(Data entries)

◇ ◇ ◇ ◇

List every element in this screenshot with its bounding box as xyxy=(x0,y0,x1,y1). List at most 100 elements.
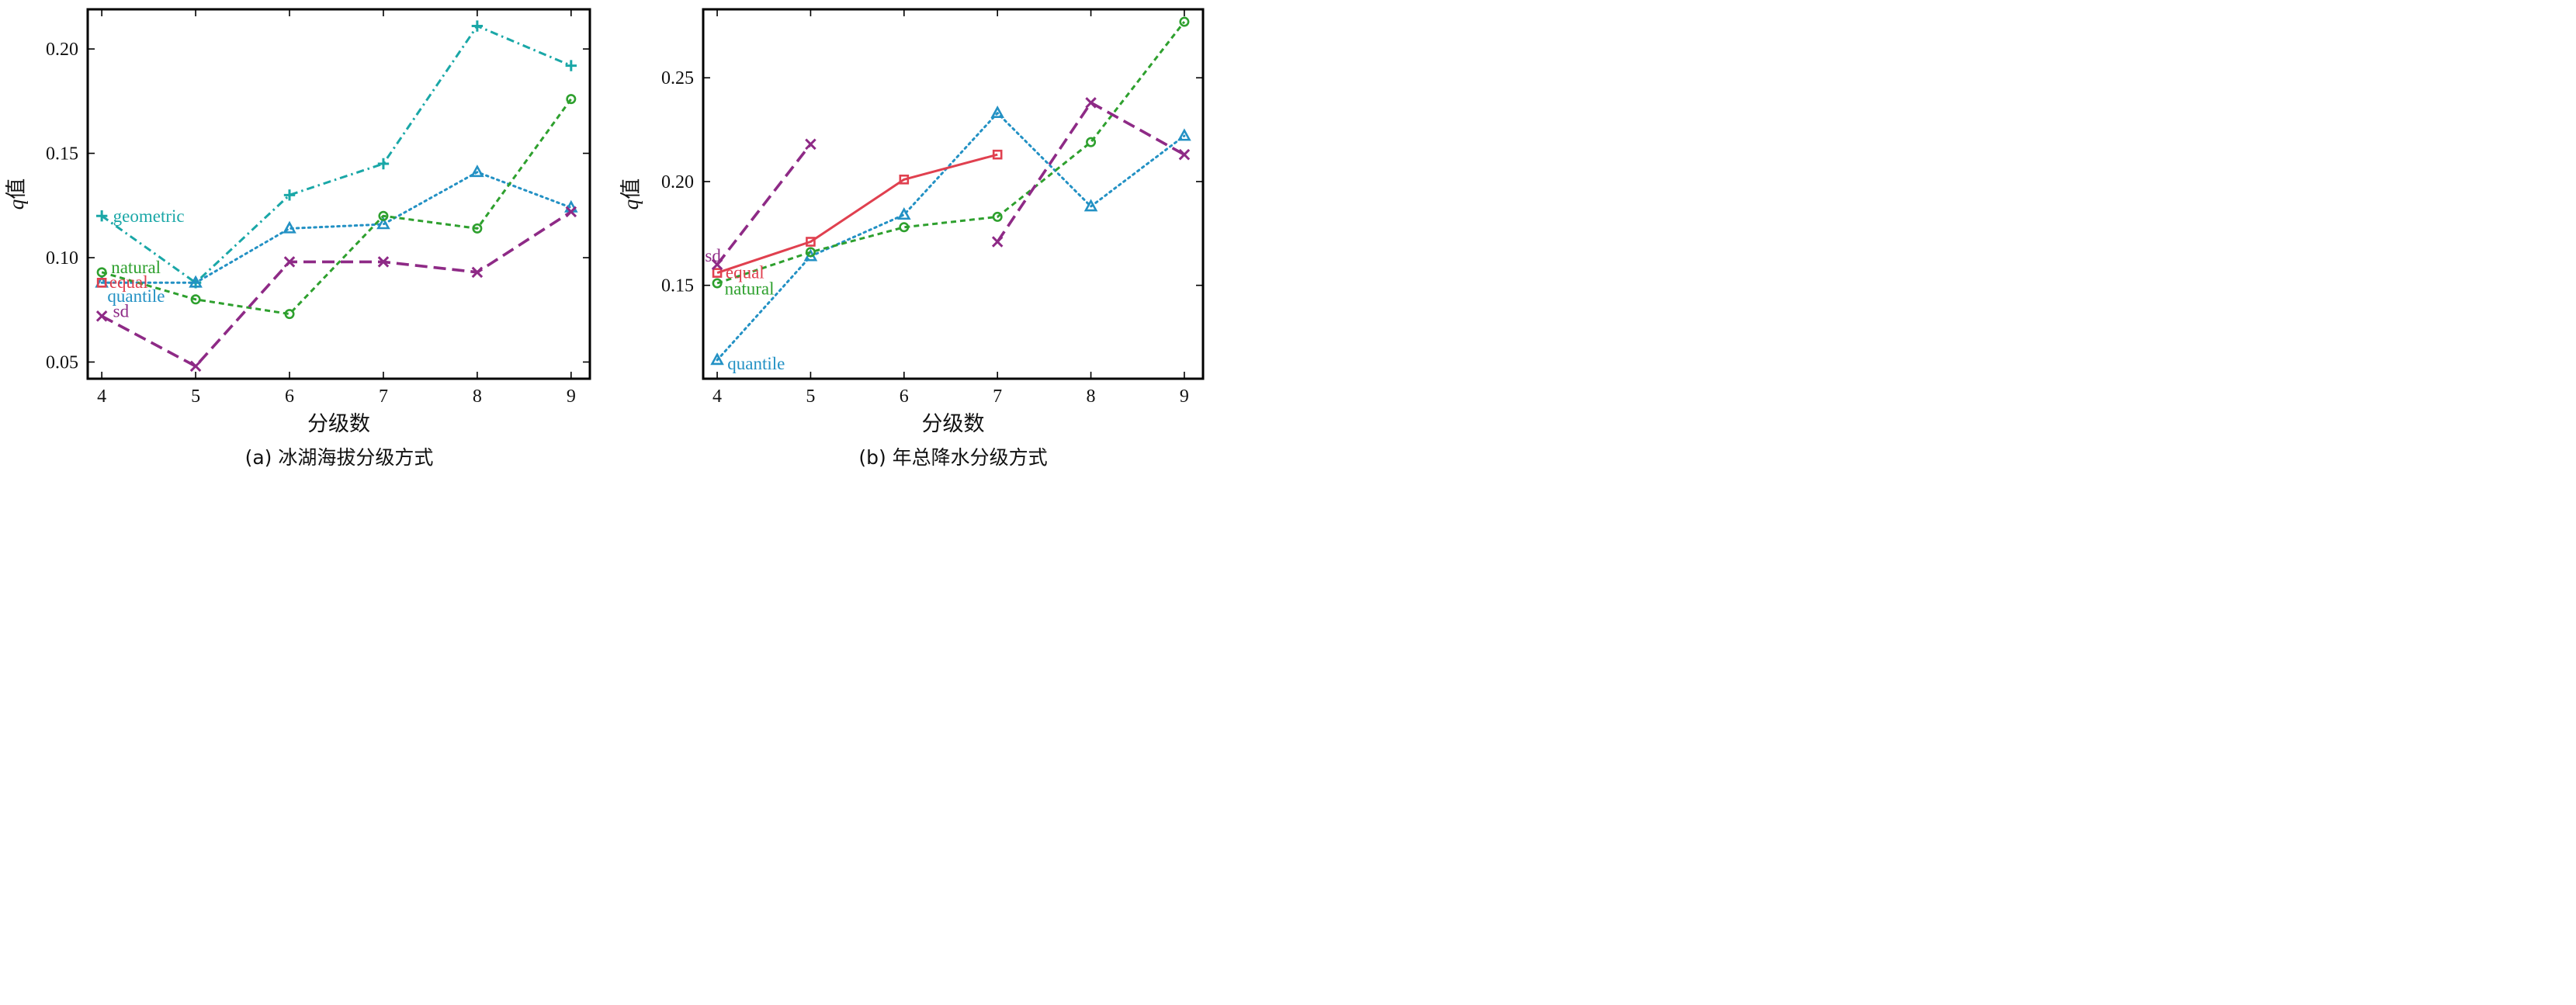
point-natural xyxy=(712,278,723,289)
series-line-quantile xyxy=(716,112,1186,362)
point-geometric xyxy=(565,60,577,71)
x-tick-label: 8 xyxy=(1087,386,1096,407)
series-label-equal: equal xyxy=(726,262,764,282)
panel-a: 4 5 6 7 8 9 0.05 0.10 0.15 0.20 geometric naturaleq… xyxy=(5,8,591,469)
series-sd xyxy=(95,206,577,373)
x-tick-label: 7 xyxy=(379,386,388,407)
point-sd xyxy=(189,360,202,373)
y-tick-label: 0.15 xyxy=(46,144,78,165)
point-equal xyxy=(992,149,1003,160)
series-line-geometric xyxy=(101,25,572,284)
point-sd xyxy=(805,138,816,151)
series-label-sd: sd xyxy=(705,246,721,265)
x-tick-label: 5 xyxy=(191,386,200,407)
x-tick-label: 9 xyxy=(567,386,576,407)
point-sd xyxy=(991,236,1004,248)
y-tick-label: 0.20 xyxy=(46,40,78,60)
point-sd xyxy=(1085,97,1097,109)
series-label-quantile: quantile xyxy=(107,286,165,306)
y-tick-label: 0.25 xyxy=(661,68,694,88)
point-quantile xyxy=(283,220,296,234)
point-equal xyxy=(96,277,107,288)
x-tick-label: 6 xyxy=(285,386,294,407)
point-quantile xyxy=(470,165,484,178)
y-axis-label-rest: 值 xyxy=(5,178,29,199)
plot-frame xyxy=(702,8,1205,380)
y-axis-label: q值 xyxy=(5,178,29,210)
point-sd xyxy=(283,256,296,268)
panel-caption: (b) 年总降水分级方式 xyxy=(858,446,1047,469)
x-tick-label: 8 xyxy=(473,386,482,407)
point-quantile xyxy=(897,207,911,220)
x-tick-label: 4 xyxy=(712,386,722,407)
series-line-natural xyxy=(716,21,1186,285)
figure: 4 5 6 7 8 90.050.100.150.20geometricnaturaleq… xyxy=(5,8,1205,469)
series-label-sd: sd xyxy=(113,302,130,321)
series-natural xyxy=(96,94,577,320)
point-quantile xyxy=(1177,128,1191,141)
point-natural xyxy=(1086,137,1097,147)
point-equal xyxy=(712,268,723,278)
series-equal xyxy=(96,277,107,288)
series-geometric xyxy=(95,20,577,289)
point-geometric xyxy=(95,210,108,222)
x-tick-label: 6 xyxy=(900,386,909,407)
series-sd xyxy=(711,97,1191,271)
y-axis-label-italic: q xyxy=(619,199,643,210)
point-equal xyxy=(806,237,816,247)
point-natural xyxy=(472,223,483,234)
series-line-equal xyxy=(716,153,998,275)
y-tick-label: 0.20 xyxy=(661,172,694,192)
point-quantile xyxy=(990,106,1004,119)
y-tick-label: 0.10 xyxy=(46,248,78,269)
panel-caption: (a) 冰湖海拔分级方式 xyxy=(245,446,434,469)
point-sd xyxy=(711,258,723,271)
series-label-geometric: geometric xyxy=(113,206,185,226)
series-equal xyxy=(712,149,1003,278)
point-quantile xyxy=(710,352,724,366)
series-line-quantile xyxy=(100,171,573,284)
x-tick-label: 4 xyxy=(97,386,106,407)
point-sd xyxy=(377,256,390,268)
point-natural xyxy=(899,222,910,233)
point-quantile xyxy=(189,275,203,288)
point-natural xyxy=(566,94,577,105)
point-sd xyxy=(471,266,484,279)
point-natural xyxy=(96,267,107,278)
y-tick-label: 0.15 xyxy=(661,276,694,296)
point-quantile xyxy=(376,217,390,230)
y-tick-label: 0.05 xyxy=(46,352,78,373)
point-natural xyxy=(992,211,1003,222)
series-line-sd xyxy=(996,101,1185,243)
point-natural xyxy=(805,247,816,258)
point-natural xyxy=(1179,16,1190,27)
point-geometric xyxy=(283,189,296,201)
plot-frame xyxy=(86,8,591,380)
x-axis-label: 分级数 xyxy=(922,412,985,436)
series-line-sd xyxy=(716,143,812,266)
series-quantile xyxy=(95,165,578,288)
series-natural xyxy=(712,16,1190,289)
series-label-natural: natural xyxy=(725,279,775,299)
point-geometric xyxy=(377,158,390,170)
point-sd xyxy=(565,206,577,218)
x-axis-label: 分级数 xyxy=(307,412,370,436)
series-label-natural: natural xyxy=(111,258,161,277)
x-tick-label: 7 xyxy=(993,386,1002,407)
series-line-sd xyxy=(101,210,572,368)
series-label-equal: equal xyxy=(109,272,148,292)
series-label-quantile: quantile xyxy=(727,354,785,373)
point-natural xyxy=(378,210,389,221)
point-equal xyxy=(899,174,910,185)
series-line-natural xyxy=(101,98,573,316)
point-quantile xyxy=(1083,199,1098,212)
point-sd xyxy=(95,310,108,322)
point-sd xyxy=(1178,148,1191,161)
point-natural xyxy=(190,294,201,305)
y-axis-label-rest: 值 xyxy=(619,178,643,199)
y-axis-label: q值 xyxy=(619,178,643,210)
x-tick-label: 9 xyxy=(1180,386,1189,407)
y-axis-label-italic: q xyxy=(5,199,28,210)
point-geometric xyxy=(471,20,484,32)
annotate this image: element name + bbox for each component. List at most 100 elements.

◇ ◇ ◇ ◇

Extract the lines from the one containing "point-natural xyxy=(712,278,723,289)" through the one containing "x-tick-label: 6 xyxy=(285,386,294,407)", copying each line verbatim.

point-natural xyxy=(712,278,723,289)
series-line-quantile xyxy=(716,112,1186,362)
point-geometric xyxy=(565,60,577,71)
x-tick-label: 8 xyxy=(1087,386,1096,407)
series-label-equal: equal xyxy=(726,262,764,282)
panel-a: 4 5 6 7 8 9 0.05 0.10 0.15 0.20 geometric naturaleq… xyxy=(5,8,591,469)
series-sd xyxy=(95,206,577,373)
x-tick-label: 7 xyxy=(379,386,388,407)
point-sd xyxy=(189,360,202,373)
y-tick-label: 0.15 xyxy=(46,144,78,165)
point-equal xyxy=(992,149,1003,160)
series-line-geometric xyxy=(101,25,572,284)
point-sd xyxy=(805,138,816,151)
series-label-sd: sd xyxy=(705,246,721,265)
x-tick-label: 5 xyxy=(191,386,200,407)
x-tick-label: 9 xyxy=(567,386,576,407)
point-sd xyxy=(991,236,1004,248)
y-tick-label: 0.20 xyxy=(46,40,78,60)
point-sd xyxy=(1085,97,1097,109)
series-label-quantile: quantile xyxy=(107,286,165,306)
y-tick-label: 0.25 xyxy=(661,68,694,88)
point-quantile xyxy=(283,220,296,234)
point-equal xyxy=(96,277,107,288)
x-tick-label: 6 xyxy=(285,386,294,407)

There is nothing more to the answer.